### [Work to do]
Filter the entries that follow, copying every line in which the word "panel" appears.

### [Record extracts]
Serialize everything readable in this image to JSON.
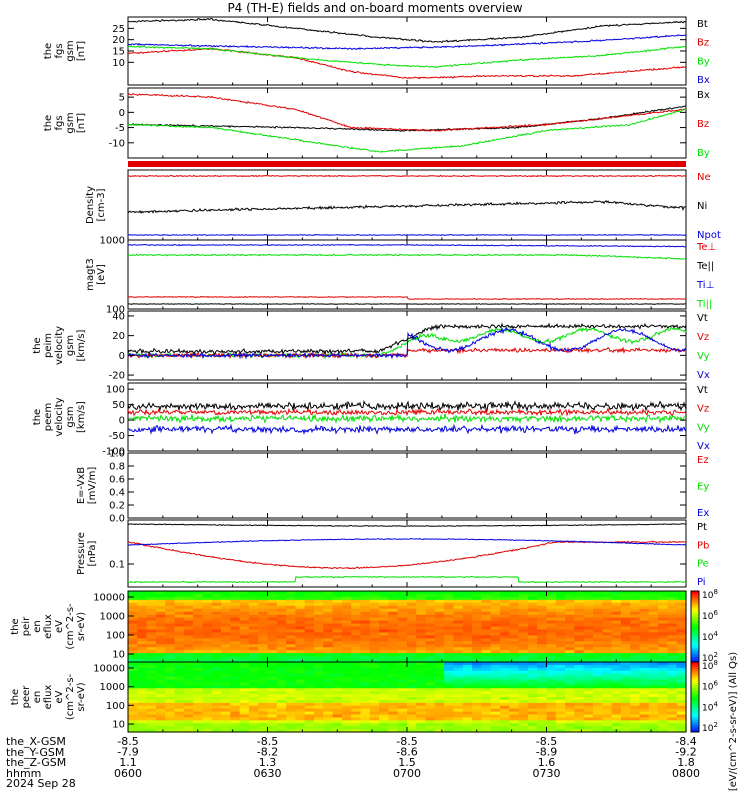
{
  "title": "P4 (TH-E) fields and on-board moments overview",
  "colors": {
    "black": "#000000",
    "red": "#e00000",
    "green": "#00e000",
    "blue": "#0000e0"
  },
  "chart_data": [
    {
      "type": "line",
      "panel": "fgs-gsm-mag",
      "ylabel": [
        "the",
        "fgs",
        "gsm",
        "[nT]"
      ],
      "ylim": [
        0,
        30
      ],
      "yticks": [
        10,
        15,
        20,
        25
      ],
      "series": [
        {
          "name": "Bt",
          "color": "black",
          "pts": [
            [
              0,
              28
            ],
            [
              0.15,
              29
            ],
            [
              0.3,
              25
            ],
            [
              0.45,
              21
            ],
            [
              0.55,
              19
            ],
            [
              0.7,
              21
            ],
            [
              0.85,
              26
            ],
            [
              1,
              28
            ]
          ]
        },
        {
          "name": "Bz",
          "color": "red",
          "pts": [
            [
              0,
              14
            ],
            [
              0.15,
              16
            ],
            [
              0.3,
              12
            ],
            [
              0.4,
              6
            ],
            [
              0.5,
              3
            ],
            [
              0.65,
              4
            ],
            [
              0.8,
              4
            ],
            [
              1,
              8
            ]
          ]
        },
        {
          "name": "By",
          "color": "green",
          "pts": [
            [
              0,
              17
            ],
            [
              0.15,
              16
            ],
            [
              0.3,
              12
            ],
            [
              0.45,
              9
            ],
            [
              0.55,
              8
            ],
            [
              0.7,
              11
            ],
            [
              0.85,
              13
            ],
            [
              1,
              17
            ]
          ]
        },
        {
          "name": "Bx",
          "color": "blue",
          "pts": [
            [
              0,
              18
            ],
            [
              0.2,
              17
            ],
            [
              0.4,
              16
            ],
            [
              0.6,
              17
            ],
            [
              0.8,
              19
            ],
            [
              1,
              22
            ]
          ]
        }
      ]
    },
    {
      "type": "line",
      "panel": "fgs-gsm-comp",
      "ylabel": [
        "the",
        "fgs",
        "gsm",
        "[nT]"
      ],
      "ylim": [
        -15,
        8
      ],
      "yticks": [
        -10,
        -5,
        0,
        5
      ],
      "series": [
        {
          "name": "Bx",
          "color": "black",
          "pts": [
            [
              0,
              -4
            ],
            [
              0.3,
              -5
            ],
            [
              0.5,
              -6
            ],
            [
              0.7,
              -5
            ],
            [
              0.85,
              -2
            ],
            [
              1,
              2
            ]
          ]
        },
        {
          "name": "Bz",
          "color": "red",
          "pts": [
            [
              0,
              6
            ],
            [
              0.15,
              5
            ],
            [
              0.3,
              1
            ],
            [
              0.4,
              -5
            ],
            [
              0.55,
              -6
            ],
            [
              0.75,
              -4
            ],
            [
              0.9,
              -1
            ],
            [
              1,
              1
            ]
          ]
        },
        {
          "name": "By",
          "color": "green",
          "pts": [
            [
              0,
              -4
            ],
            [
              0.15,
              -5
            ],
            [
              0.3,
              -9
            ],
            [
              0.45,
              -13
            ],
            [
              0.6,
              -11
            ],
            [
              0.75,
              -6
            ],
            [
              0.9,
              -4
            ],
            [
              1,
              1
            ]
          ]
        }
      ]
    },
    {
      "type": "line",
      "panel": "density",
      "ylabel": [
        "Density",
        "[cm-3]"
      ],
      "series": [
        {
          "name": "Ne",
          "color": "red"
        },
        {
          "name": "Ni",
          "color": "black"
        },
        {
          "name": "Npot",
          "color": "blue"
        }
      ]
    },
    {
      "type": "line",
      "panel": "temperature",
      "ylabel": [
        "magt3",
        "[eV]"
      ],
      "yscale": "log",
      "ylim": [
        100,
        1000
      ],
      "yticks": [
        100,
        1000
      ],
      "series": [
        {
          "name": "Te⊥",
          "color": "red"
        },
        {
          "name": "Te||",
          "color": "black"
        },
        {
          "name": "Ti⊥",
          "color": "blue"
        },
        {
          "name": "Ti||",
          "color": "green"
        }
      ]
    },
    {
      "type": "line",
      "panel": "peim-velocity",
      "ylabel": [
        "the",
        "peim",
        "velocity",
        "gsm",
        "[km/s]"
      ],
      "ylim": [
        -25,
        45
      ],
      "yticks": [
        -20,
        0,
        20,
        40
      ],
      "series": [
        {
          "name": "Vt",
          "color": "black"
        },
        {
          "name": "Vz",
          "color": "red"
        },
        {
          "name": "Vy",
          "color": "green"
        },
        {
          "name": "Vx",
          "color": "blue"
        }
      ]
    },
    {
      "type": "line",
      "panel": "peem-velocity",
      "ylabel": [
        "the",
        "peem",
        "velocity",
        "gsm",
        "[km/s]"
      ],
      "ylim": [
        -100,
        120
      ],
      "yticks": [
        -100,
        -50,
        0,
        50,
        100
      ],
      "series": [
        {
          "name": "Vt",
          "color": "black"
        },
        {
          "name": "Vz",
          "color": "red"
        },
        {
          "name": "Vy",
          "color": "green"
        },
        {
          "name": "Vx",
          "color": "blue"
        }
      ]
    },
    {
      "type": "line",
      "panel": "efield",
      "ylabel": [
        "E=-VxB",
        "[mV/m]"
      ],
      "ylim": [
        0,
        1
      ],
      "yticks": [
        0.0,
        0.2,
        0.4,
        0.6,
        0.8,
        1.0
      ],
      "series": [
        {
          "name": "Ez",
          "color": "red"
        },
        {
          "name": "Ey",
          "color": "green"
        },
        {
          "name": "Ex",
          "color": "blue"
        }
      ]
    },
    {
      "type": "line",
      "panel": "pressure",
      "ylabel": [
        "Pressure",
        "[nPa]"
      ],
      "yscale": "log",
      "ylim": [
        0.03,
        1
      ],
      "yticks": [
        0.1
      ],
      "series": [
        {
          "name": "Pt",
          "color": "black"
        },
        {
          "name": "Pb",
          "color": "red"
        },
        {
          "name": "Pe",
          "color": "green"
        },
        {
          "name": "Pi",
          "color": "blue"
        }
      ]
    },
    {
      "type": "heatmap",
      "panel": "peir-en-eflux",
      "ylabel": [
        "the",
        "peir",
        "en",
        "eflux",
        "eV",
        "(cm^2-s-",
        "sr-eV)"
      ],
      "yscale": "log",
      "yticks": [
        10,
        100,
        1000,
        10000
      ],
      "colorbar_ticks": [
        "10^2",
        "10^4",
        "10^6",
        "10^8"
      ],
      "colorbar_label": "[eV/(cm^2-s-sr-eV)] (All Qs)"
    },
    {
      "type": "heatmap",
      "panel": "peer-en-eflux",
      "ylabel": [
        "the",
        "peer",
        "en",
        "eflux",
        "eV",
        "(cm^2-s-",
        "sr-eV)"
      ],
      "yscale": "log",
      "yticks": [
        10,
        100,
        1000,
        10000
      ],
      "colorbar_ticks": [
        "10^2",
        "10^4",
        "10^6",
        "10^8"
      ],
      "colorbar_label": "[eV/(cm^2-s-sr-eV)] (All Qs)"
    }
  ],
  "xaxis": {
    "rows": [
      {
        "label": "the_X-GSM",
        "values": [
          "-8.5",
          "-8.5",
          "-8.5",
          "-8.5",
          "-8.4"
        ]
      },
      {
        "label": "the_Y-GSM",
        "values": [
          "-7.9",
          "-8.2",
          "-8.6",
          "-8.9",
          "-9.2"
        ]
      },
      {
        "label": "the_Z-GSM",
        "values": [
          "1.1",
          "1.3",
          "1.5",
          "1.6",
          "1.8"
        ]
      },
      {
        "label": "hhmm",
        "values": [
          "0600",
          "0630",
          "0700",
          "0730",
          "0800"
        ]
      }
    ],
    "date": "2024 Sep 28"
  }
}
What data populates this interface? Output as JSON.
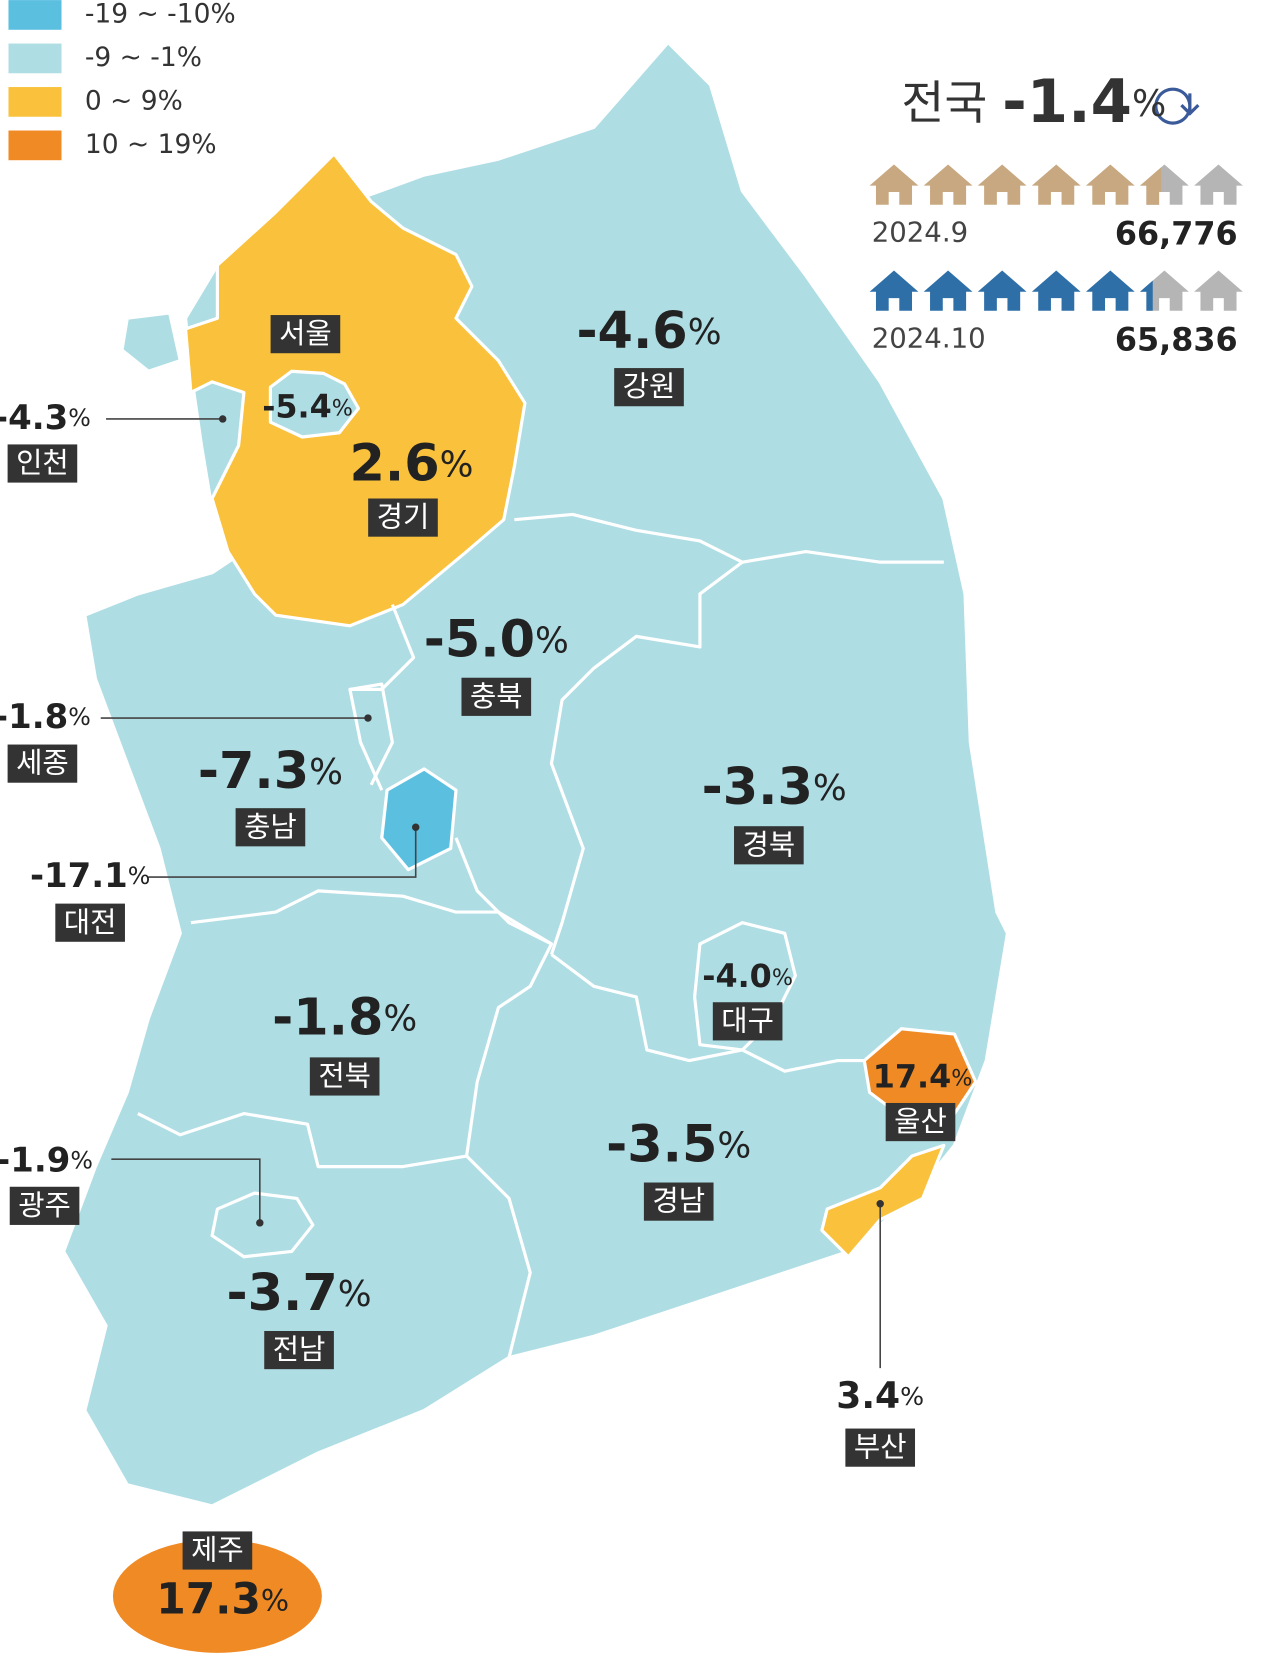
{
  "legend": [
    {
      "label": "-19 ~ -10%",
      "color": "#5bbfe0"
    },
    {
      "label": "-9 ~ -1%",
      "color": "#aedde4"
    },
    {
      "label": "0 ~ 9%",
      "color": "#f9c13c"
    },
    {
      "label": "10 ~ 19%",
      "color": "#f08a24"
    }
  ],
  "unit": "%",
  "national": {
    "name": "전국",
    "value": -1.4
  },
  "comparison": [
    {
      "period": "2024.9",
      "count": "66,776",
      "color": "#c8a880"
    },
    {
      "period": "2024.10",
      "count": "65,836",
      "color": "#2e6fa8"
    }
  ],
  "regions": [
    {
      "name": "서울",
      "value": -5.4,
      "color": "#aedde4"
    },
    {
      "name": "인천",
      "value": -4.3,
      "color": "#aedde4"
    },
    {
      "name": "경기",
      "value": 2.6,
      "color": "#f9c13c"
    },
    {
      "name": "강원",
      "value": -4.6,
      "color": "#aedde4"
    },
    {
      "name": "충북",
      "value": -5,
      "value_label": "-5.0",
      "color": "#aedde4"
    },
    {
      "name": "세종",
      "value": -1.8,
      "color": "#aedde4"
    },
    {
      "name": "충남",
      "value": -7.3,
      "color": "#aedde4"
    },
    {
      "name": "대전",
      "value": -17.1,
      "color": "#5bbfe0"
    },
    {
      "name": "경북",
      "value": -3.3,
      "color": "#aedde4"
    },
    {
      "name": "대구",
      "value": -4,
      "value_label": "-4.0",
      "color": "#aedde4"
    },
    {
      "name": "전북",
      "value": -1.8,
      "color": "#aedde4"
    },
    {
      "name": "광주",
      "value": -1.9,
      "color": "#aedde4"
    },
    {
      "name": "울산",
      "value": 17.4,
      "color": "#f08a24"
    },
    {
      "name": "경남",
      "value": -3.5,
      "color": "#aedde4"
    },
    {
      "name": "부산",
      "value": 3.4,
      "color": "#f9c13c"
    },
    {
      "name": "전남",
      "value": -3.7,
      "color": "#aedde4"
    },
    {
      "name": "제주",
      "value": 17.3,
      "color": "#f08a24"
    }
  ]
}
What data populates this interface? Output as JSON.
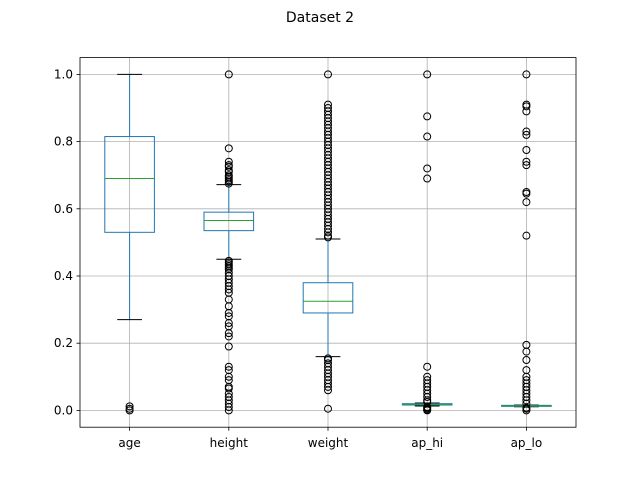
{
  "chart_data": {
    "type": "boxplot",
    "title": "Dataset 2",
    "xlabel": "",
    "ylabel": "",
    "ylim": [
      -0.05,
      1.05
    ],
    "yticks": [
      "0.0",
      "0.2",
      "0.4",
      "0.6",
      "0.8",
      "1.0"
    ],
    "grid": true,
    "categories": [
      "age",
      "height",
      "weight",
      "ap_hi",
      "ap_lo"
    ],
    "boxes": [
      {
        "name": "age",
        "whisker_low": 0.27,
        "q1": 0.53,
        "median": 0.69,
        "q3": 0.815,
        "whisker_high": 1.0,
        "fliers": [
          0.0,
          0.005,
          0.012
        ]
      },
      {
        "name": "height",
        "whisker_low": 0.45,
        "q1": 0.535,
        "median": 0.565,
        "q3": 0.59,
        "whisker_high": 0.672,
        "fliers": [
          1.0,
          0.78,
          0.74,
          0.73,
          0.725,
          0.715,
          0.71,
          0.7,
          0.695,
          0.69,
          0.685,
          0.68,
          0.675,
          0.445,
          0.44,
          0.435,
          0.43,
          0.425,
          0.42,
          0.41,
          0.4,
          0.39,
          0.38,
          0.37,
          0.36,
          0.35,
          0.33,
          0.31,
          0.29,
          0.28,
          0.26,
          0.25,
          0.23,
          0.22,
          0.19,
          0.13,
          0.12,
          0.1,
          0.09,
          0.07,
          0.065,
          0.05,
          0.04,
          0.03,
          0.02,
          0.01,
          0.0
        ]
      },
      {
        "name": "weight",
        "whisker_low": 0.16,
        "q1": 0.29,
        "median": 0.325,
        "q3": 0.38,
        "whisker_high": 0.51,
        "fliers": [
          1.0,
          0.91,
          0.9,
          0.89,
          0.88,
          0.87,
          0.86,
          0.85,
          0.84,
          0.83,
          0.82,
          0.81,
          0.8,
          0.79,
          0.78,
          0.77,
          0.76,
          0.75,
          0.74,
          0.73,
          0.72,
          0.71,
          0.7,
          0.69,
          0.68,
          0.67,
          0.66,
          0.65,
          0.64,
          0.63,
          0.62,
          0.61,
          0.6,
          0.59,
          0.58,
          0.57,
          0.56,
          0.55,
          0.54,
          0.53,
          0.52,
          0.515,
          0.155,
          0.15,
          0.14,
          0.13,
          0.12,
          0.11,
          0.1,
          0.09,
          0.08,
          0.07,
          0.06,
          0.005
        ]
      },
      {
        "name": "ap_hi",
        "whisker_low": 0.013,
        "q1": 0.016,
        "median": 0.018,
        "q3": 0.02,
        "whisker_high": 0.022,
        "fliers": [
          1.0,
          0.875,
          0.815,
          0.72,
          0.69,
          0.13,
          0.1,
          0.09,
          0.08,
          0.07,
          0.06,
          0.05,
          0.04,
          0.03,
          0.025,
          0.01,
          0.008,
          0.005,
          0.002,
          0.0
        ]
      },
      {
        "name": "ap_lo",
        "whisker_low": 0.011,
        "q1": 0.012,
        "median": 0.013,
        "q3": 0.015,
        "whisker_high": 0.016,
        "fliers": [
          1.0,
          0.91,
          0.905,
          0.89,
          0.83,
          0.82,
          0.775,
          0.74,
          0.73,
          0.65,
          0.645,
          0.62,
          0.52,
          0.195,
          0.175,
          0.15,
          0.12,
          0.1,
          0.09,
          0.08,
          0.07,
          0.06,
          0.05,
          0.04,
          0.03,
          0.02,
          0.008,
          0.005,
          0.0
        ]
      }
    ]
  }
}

### [Response]
      "panel": "fgs-gsm-mag",
      "panel": "fgs-gsm-comp",
      "panel": "density",
      "panel": "temperature",
      "panel": "peim-velocity",
      "panel": "peem-velocity",
      "panel": "efield",
      "panel": "pressure",
      "panel": "peir-en-eflux",
      "panel": "peer-en-eflux",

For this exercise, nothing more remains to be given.